• _OBJECTIVE_
Please give the data below again in full, exactly as it stands.

[START]

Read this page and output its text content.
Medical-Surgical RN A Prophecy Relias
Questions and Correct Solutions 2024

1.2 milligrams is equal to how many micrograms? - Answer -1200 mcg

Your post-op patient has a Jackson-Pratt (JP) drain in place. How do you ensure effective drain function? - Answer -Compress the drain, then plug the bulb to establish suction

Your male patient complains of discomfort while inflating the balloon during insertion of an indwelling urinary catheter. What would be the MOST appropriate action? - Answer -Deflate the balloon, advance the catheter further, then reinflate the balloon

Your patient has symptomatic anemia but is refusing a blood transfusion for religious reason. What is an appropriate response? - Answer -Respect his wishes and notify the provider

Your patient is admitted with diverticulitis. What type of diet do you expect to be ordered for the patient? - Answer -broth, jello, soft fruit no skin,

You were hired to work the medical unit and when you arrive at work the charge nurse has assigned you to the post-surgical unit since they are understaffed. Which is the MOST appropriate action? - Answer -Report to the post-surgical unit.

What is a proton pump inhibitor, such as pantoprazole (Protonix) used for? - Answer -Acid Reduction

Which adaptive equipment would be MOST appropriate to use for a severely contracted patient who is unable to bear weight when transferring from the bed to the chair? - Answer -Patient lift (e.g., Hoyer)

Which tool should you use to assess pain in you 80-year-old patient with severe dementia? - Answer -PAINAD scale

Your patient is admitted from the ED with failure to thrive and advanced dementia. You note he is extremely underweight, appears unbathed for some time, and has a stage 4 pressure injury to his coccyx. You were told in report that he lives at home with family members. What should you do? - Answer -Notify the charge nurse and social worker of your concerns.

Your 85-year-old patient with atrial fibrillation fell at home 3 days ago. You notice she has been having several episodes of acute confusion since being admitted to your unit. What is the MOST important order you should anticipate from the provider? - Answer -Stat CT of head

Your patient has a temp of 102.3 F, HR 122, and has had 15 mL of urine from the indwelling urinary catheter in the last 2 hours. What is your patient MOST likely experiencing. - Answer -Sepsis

[END]

• _SOLUTION TO THIS TASK_
Read this page and output its text content.
Medical-Surgical RN A Prophecy Relias
Questions and Correct Solutions 2024

1.2 milligrams is equal to how many micrograms? - Answer -1200 mcg

Your post-op patient has a Jackson-Pratt (JP) drain in place. How do you ensure effective drain function? - Answer -Compress the drain, then plug the bulb to establish suction

Your male patient complains of discomfort while inflating the balloon during insertion of an indwelling urinary catheter. What would be the MOST appropriate action? - Answer -Deflate the balloon, advance the catheter further, then reinflate the balloon

Your patient has symptomatic anemia but is refusing a blood transfusion for religious reason. What is an appropriate response? - Answer -Respect his wishes and notify the provider

Your patient is admitted with diverticulitis. What type of diet do you expect to be ordered for the patient? - Answer -broth, jello, soft fruit no skin,

You were hired to work the medical unit and when you arrive at work the charge nurse has assigned you to the post-surgical unit since they are understaffed. Which is the MOST appropriate action? - Answer -Report to the post-surgical unit.

What is a proton pump inhibitor, such as pantoprazole (Protonix) used for? - Answer -Acid Reduction

Which adaptive equipment would be MOST appropriate to use for a severely contracted patient who is unable to bear weight when transferring from the bed to the chair? - Answer -Patient lift (e.g., Hoyer)

Which tool should you use to assess pain in you 80-year-old patient with severe dementia? - Answer -PAINAD scale

Your patient is admitted from the ED with failure to thrive and advanced dementia. You note he is extremely underweight, appears unbathed for some time, and has a stage 4 pressure injury to his coccyx. You were told in report that he lives at home with family members. What should you do? - Answer -Notify the charge nurse and social worker of your concerns.

Your 85-year-old patient with atrial fibrillation fell at home 3 days ago. You notice she has been having several episodes of acute confusion since being admitted to your unit. What is the MOST important order you should anticipate from the provider? - Answer -Stat CT of head

Your patient has a temp of 102.3 F, HR 122, and has had 15 mL of urine from the indwelling urinary catheter in the last 2 hours. What is your patient MOST likely experiencing. - Answer -Sepsis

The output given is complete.